*Exercise brief*: From the listing below, copy every line with the word "здоровья".

Dataset records
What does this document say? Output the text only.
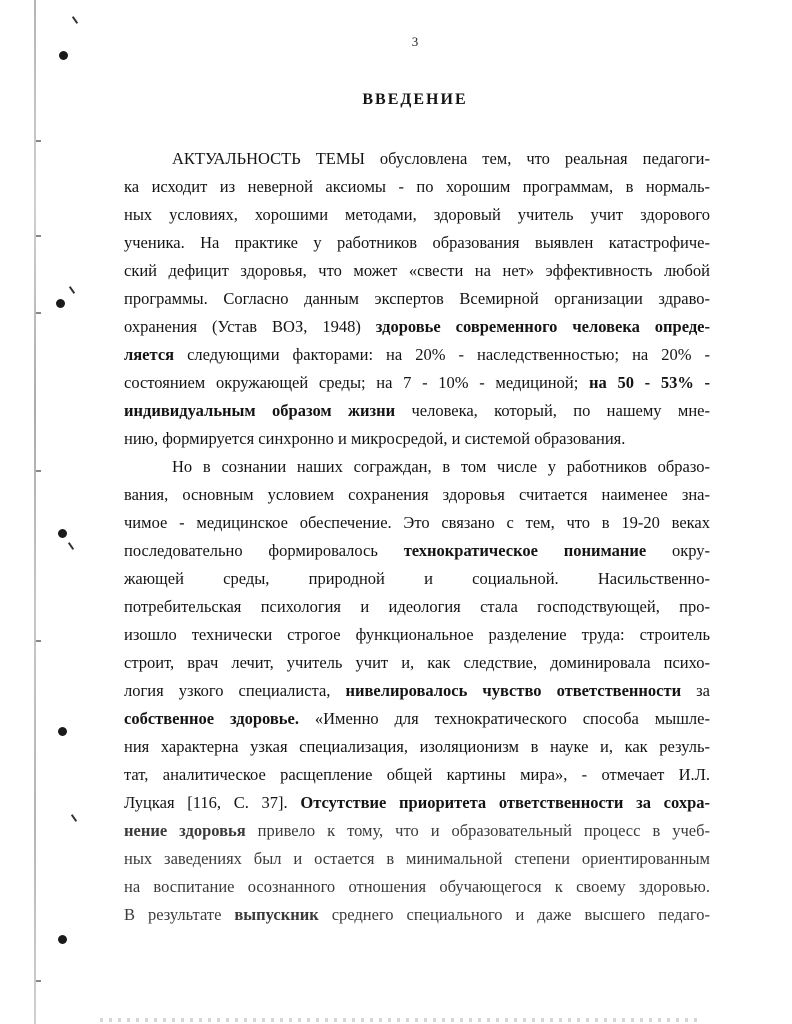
3
ВВЕДЕНИЕ
АКТУАЛЬНОСТЬ ТЕМЫ обусловлена тем, что реальная педагоги-
ка исходит из неверной аксиомы - по хорошим программам, в нормаль-
ных условиях, хорошими методами, здоровый учитель учит здорового
ученика. На практике у работников образования выявлен катастрофиче-
ский дефицит здоровья, что может «свести на нет» эффективность любой
программы. Согласно данным экспертов Всемирной организации здраво-
охранения (Устав ВОЗ, 1948) здоровье современного человека опреде-
ляется следующими факторами: на 20% - наследственностью; на 20% -
состоянием окружающей среды; на 7 - 10% - медициной; на 50 - 53% -
индивидуальным образом жизни человека, который, по нашему мне-
нию, формируется синхронно и микросредой, и системой образования.
Но в сознании наших сограждан, в том числе у работников образо-
вания, основным условием сохранения здоровья считается наименее зна-
чимое - медицинское обеспечение. Это связано с тем, что в 19-20 веках
последовательно формировалось технократическое понимание окру-
жающей      среды,      природной      и      социальной.      Насильственно-
потребительская психология и идеология стала господствующей, про-
изошло технически строгое функциональное разделение труда: строитель
строит, врач лечит, учитель учит и, как следствие, доминировала психо-
логия узкого специалиста, нивелировалось чувство ответственности за
собственное здоровье. «Именно для технократического способа мышле-
ния характерна узкая специализация, изоляционизм в науке и, как резуль-
тат, аналитическое расщепление общей картины мира», - отмечает И.Л.
Луцкая [116, С. 37]. Отсутствие приоритета ответственности за сохра-
нение здоровья привело к тому, что и образовательный процесс в учеб-
ных заведениях был и остается в минимальной степени ориентированным
на воспитание осознанного отношения обучающегося к своему здоровью.
В результате выпускник среднего специального и даже высшего педаго-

*Exercise response*:
ский дефицит здоровья, что может «свести на нет» эффективность любой
вания, основным условием сохранения здоровья считается наименее зна-
нение здоровья привело к тому, что и образовательный процесс в учеб-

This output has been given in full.